Written problem:
Beneath this task is a listing; retype all of it exactly.
-- BEGIN Provided records --
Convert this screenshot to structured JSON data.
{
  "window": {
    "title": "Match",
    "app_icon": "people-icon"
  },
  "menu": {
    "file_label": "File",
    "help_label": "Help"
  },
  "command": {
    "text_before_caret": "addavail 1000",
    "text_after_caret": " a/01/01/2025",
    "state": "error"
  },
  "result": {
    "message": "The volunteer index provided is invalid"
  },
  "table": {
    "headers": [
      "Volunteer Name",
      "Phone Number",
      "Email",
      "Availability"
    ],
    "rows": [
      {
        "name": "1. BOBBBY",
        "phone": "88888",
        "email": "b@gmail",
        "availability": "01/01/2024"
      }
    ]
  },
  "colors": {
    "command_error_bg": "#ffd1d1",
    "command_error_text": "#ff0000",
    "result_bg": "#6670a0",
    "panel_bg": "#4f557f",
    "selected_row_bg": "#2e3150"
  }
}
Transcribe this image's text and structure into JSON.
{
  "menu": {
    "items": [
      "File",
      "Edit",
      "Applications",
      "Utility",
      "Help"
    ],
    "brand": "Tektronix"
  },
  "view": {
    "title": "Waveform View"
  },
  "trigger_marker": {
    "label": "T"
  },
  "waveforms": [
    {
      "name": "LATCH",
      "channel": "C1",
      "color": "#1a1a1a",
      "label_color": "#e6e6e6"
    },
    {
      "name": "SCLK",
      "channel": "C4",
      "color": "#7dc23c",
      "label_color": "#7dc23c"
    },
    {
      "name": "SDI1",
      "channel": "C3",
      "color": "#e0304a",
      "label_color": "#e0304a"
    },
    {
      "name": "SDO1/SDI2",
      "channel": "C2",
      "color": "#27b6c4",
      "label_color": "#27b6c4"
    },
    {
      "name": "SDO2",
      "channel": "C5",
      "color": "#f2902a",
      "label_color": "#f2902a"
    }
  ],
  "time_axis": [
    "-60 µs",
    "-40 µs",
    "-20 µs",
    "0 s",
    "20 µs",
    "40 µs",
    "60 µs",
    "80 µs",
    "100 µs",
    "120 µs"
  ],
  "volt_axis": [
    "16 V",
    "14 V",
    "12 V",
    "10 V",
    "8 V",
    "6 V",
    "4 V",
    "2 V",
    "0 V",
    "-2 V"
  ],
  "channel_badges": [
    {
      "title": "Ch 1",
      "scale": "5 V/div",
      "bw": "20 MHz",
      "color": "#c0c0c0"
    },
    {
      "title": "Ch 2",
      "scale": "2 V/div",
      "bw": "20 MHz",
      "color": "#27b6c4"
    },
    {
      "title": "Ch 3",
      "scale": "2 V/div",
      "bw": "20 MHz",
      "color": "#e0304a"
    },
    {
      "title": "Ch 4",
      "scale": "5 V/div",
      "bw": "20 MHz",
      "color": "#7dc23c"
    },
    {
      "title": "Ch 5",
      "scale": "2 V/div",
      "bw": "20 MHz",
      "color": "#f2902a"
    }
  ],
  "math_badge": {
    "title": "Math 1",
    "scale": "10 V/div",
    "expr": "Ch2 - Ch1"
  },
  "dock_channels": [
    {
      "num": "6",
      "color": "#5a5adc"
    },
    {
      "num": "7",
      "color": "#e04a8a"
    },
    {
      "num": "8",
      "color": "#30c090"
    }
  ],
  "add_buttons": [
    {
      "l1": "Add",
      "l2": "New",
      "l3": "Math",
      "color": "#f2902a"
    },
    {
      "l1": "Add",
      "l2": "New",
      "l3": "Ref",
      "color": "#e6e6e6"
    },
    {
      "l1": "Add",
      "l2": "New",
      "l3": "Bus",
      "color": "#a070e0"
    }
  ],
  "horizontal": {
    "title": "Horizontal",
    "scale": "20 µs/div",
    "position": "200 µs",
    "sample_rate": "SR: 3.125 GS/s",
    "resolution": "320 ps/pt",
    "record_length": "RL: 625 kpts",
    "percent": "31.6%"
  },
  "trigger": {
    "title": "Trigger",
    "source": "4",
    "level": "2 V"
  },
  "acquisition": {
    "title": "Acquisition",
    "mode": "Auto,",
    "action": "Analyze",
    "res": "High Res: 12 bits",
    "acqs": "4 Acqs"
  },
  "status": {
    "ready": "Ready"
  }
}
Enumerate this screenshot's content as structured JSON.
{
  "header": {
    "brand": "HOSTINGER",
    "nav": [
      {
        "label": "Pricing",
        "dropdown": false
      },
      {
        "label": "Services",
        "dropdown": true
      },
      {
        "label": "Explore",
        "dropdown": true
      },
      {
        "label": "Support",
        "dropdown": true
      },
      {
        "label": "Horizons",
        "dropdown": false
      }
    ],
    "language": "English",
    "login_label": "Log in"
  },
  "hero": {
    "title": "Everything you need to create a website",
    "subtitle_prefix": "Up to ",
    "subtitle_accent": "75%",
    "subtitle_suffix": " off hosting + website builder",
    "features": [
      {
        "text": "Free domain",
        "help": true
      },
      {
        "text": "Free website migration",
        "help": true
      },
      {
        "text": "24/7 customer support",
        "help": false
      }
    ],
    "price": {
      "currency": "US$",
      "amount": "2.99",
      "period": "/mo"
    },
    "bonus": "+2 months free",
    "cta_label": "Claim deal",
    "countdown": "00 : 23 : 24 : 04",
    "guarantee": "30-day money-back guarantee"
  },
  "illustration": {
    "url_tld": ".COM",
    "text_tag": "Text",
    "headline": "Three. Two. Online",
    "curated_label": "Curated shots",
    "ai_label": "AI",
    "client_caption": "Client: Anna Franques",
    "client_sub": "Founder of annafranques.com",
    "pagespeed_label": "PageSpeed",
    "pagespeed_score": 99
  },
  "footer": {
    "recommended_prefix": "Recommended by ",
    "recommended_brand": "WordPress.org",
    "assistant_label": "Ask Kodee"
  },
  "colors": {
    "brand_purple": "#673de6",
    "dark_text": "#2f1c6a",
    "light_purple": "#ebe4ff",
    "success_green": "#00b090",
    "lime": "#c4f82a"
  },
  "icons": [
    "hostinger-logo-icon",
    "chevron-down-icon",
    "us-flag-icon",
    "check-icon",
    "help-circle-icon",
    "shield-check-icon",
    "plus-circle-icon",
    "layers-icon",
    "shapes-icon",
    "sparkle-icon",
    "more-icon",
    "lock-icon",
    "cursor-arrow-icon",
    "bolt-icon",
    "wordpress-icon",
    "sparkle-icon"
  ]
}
-- END Provided records --
Solved exercise:
Convert this screenshot to structured JSON data.
{
  "window": {
    "title": "Match",
    "app_icon": "people-icon"
  },
  "menu": {
    "file_label": "File",
    "help_label": "Help"
  },
  "command": {
    "text_before_caret": "addavail 1000",
    "text_after_caret": " a/01/01/2025",
    "state": "error"
  },
  "result": {
    "message": "The volunteer index provided is invalid"
  },
  "table": {
    "headers": [
      "Volunteer Name",
      "Phone Number",
      "Email",
      "Availability"
    ],
    "rows": [
      {
        "name": "1. BOBBBY",
        "phone": "88888",
        "email": "b@gmail",
        "availability": "01/01/2024"
      }
    ]
  },
  "colors": {
    "command_error_bg": "#ffd1d1",
    "command_error_text": "#ff0000",
    "result_bg": "#6670a0",
    "panel_bg": "#4f557f",
    "selected_row_bg": "#2e3150"
  }
}
Transcribe this image's text and structure into JSON.
{
  "menu": {
    "items": [
      "File",
      "Edit",
      "Applications",
      "Utility",
      "Help"
    ],
    "brand": "Tektronix"
  },
  "view": {
    "title": "Waveform View"
  },
  "trigger_marker": {
    "label": "T"
  },
  "waveforms": [
    {
      "name": "LATCH",
      "channel": "C1",
      "color": "#1a1a1a",
      "label_color": "#e6e6e6"
    },
    {
      "name": "SCLK",
      "channel": "C4",
      "color": "#7dc23c",
      "label_color": "#7dc23c"
    },
    {
      "name": "SDI1",
      "channel": "C3",
      "color": "#e0304a",
      "label_color": "#e0304a"
    },
    {
      "name": "SDO1/SDI2",
      "channel": "C2",
      "color": "#27b6c4",
      "label_color": "#27b6c4"
    },
    {
      "name": "SDO2",
      "channel": "C5",
      "color": "#f2902a",
      "label_color": "#f2902a"
    }
  ],
  "time_axis": [
    "-60 µs",
    "-40 µs",
    "-20 µs",
    "0 s",
    "20 µs",
    "40 µs",
    "60 µs",
    "80 µs",
    "100 µs",
    "120 µs"
  ],
  "volt_axis": [
    "16 V",
    "14 V",
    "12 V",
    "10 V",
    "8 V",
    "6 V",
    "4 V",
    "2 V",
    "0 V",
    "-2 V"
  ],
  "channel_badges": [
    {
      "title": "Ch 1",
      "scale": "5 V/div",
      "bw": "20 MHz",
      "color": "#c0c0c0"
    },
    {
      "title": "Ch 2",
      "scale": "2 V/div",
      "bw": "20 MHz",
      "color": "#27b6c4"
    },
    {
      "title": "Ch 3",
      "scale": "2 V/div",
      "bw": "20 MHz",
      "color": "#e0304a"
    },
    {
      "title": "Ch 4",
      "scale": "5 V/div",
      "bw": "20 MHz",
      "color": "#7dc23c"
    },
    {
      "title": "Ch 5",
      "scale": "2 V/div",
      "bw": "20 MHz",
      "color": "#f2902a"
    }
  ],
  "math_badge": {
    "title": "Math 1",
    "scale": "10 V/div",
    "expr": "Ch2 - Ch1"
  },
  "dock_channels": [
    {
      "num": "6",
      "color": "#5a5adc"
    },
    {
      "num": "7",
      "color": "#e04a8a"
    },
    {
      "num": "8",
      "color": "#30c090"
    }
  ],
  "add_buttons": [
    {
      "l1": "Add",
      "l2": "New",
      "l3": "Math",
      "color": "#f2902a"
    },
    {
      "l1": "Add",
      "l2": "New",
      "l3": "Ref",
      "color": "#e6e6e6"
    },
    {
      "l1": "Add",
      "l2": "New",
      "l3": "Bus",
      "color": "#a070e0"
    }
  ],
  "horizontal": {
    "title": "Horizontal",
    "scale": "20 µs/div",
    "position": "200 µs",
    "sample_rate": "SR: 3.125 GS/s",
    "resolution": "320 ps/pt",
    "record_length": "RL: 625 kpts",
    "percent": "31.6%"
  },
  "trigger": {
    "title": "Trigger",
    "source": "4",
    "level": "2 V"
  },
  "acquisition": {
    "title": "Acquisition",
    "mode": "Auto,",
    "action": "Analyze",
    "res": "High Res: 12 bits",
    "acqs": "4 Acqs"
  },
  "status": {
    "ready": "Ready"
  }
}
Enumerate this screenshot's content as structured JSON.
{
  "header": {
    "brand": "HOSTINGER",
    "nav": [
      {
        "label": "Pricing",
        "dropdown": false
      },
      {
        "label": "Services",
        "dropdown": true
      },
      {
        "label": "Explore",
        "dropdown": true
      },
      {
        "label": "Support",
        "dropdown": true
      },
      {
        "label": "Horizons",
        "dropdown": false
      }
    ],
    "language": "English",
    "login_label": "Log in"
  },
  "hero": {
    "title": "Everything you need to create a website",
    "subtitle_prefix": "Up to ",
    "subtitle_accent": "75%",
    "subtitle_suffix": " off hosting + website builder",
    "features": [
      {
        "text": "Free domain",
        "help": true
      },
      {
        "text": "Free website migration",
        "help": true
      },
      {
        "text": "24/7 customer support",
        "help": false
      }
    ],
    "price": {
      "currency": "US$",
      "amount": "2.99",
      "period": "/mo"
    },
    "bonus": "+2 months free",
    "cta_label": "Claim deal",
    "countdown": "00 : 23 : 24 : 04",
    "guarantee": "30-day money-back guarantee"
  },
  "illustration": {
    "url_tld": ".COM",
    "text_tag": "Text",
    "headline": "Three. Two. Online",
    "curated_label": "Curated shots",
    "ai_label": "AI",
    "client_caption": "Client: Anna Franques",
    "client_sub": "Founder of annafranques.com",
    "pagespeed_label": "PageSpeed",
    "pagespeed_score": 99
  },
  "footer": {
    "recommended_prefix": "Recommended by ",
    "recommended_brand": "WordPress.org",
    "assistant_label": "Ask Kodee"
  },
  "colors": {
    "brand_purple": "#673de6",
    "dark_text": "#2f1c6a",
    "light_purple": "#ebe4ff",
    "success_green": "#00b090",
    "lime": "#c4f82a"
  },
  "icons": [
    "hostinger-logo-icon",
    "chevron-down-icon",
    "us-flag-icon",
    "check-icon",
    "help-circle-icon",
    "shield-check-icon",
    "plus-circle-icon",
    "layers-icon",
    "shapes-icon",
    "sparkle-icon",
    "more-icon",
    "lock-icon",
    "cursor-arrow-icon",
    "bolt-icon",
    "wordpress-icon",
    "sparkle-icon"
  ]
}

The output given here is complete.